— START DATA RECORDS —

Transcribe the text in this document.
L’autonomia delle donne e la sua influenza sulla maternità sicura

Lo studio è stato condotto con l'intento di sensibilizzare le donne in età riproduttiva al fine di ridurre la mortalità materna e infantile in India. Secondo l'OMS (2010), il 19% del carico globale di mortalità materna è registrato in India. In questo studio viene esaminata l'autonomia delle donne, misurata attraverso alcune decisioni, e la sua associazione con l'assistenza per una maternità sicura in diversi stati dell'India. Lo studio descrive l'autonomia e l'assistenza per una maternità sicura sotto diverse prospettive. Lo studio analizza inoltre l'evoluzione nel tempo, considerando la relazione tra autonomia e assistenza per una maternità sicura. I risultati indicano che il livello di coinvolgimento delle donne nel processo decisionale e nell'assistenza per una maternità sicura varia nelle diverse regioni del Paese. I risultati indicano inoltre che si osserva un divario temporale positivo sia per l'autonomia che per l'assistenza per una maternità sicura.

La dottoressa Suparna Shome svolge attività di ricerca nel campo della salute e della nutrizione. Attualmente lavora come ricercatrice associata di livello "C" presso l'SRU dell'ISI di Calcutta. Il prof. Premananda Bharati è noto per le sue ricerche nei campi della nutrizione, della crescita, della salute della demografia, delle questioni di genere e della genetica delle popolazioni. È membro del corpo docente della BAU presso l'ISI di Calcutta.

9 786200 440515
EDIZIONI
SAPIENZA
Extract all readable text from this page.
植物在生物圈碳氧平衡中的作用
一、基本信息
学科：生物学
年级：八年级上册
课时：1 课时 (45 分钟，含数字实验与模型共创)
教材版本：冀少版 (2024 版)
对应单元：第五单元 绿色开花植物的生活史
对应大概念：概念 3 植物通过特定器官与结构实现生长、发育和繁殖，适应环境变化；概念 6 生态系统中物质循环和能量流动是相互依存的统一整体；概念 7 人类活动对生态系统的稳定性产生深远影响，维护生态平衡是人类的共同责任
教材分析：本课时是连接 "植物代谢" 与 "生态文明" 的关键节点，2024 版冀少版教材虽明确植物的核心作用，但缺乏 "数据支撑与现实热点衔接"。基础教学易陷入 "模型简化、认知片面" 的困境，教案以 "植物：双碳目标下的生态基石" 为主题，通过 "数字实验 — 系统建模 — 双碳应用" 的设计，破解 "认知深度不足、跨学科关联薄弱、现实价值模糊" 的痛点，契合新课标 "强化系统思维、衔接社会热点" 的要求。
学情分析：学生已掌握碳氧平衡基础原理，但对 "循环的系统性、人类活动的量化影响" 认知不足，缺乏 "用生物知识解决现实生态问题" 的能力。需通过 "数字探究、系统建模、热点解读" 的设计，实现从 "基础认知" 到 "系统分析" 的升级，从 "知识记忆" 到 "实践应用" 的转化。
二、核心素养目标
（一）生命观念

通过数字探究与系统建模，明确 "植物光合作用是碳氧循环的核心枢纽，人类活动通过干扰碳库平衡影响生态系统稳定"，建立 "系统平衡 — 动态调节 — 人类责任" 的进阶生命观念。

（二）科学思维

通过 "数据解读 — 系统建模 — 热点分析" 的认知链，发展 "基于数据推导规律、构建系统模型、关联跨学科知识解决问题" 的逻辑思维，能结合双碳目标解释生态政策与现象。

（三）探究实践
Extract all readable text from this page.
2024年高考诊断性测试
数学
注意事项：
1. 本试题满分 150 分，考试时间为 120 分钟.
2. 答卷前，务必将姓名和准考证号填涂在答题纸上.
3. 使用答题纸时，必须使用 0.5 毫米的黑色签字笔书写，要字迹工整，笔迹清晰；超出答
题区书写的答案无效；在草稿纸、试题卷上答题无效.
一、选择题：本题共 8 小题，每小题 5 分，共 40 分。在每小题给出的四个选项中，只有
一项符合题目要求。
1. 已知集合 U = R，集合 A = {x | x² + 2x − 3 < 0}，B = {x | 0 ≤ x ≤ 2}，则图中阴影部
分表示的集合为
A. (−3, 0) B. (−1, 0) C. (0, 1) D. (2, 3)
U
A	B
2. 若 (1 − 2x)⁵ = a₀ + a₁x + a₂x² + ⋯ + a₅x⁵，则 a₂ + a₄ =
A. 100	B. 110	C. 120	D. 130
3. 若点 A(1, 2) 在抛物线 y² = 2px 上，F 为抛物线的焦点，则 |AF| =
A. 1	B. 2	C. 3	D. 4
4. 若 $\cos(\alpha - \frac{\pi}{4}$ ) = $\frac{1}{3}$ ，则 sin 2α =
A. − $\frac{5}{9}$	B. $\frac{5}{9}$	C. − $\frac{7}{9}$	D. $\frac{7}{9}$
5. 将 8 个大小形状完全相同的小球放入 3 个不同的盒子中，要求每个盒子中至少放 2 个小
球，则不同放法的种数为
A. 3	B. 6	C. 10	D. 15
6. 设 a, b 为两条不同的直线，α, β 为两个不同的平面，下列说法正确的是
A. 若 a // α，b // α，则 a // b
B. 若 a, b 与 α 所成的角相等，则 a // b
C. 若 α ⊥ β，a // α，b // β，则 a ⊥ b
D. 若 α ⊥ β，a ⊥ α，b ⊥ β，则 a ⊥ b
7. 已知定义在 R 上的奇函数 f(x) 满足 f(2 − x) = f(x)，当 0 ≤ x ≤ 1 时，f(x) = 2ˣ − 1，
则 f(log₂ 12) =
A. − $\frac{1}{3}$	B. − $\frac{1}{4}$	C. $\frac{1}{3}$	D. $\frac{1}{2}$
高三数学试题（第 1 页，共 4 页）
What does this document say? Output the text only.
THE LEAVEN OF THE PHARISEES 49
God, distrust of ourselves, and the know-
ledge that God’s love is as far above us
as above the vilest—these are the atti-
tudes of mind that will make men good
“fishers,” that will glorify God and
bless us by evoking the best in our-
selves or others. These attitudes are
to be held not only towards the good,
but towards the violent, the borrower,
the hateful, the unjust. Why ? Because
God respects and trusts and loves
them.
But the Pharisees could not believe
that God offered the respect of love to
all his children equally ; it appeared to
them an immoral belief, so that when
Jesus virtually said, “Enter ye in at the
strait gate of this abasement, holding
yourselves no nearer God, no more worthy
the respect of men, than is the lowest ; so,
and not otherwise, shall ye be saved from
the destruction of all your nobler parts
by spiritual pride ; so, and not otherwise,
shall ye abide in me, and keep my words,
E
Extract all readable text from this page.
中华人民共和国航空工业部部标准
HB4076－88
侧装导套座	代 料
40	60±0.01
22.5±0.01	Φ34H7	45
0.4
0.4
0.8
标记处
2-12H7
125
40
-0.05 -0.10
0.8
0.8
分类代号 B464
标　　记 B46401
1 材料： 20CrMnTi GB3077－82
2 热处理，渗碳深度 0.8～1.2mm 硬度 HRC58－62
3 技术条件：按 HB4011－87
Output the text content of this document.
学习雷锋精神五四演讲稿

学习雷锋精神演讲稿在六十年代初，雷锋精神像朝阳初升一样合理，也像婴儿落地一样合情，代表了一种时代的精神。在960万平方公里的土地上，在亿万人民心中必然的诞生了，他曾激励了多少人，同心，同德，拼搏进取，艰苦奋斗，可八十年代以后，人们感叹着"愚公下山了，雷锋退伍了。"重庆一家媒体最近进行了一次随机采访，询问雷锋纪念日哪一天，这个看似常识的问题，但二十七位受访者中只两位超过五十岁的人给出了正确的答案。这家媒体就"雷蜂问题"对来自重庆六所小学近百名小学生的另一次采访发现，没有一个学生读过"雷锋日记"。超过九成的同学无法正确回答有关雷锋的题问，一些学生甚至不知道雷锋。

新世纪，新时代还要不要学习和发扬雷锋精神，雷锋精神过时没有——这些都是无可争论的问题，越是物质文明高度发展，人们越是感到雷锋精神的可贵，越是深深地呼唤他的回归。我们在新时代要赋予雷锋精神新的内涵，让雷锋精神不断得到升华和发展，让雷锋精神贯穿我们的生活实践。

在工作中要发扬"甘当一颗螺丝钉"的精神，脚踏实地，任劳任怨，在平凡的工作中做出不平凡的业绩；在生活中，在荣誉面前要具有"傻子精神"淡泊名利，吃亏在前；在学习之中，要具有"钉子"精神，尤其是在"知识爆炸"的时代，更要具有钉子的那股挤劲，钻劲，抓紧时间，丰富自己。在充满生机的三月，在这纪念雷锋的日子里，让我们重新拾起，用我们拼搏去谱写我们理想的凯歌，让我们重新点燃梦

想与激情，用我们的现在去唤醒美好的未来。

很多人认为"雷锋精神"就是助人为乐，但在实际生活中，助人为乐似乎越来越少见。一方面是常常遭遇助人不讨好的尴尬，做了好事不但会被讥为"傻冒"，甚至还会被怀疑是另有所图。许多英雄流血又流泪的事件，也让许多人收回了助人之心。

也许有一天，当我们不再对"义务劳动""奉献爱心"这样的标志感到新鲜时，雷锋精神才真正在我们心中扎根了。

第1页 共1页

— END DATA RECORDS —

> [INSTRUCTIONS TO FOLLOW]:
Filter the entries and copy out every line with the word "towards".

> [FINAL RESULT]:
to be held not only towards the good,
but towards the violent, the borrower,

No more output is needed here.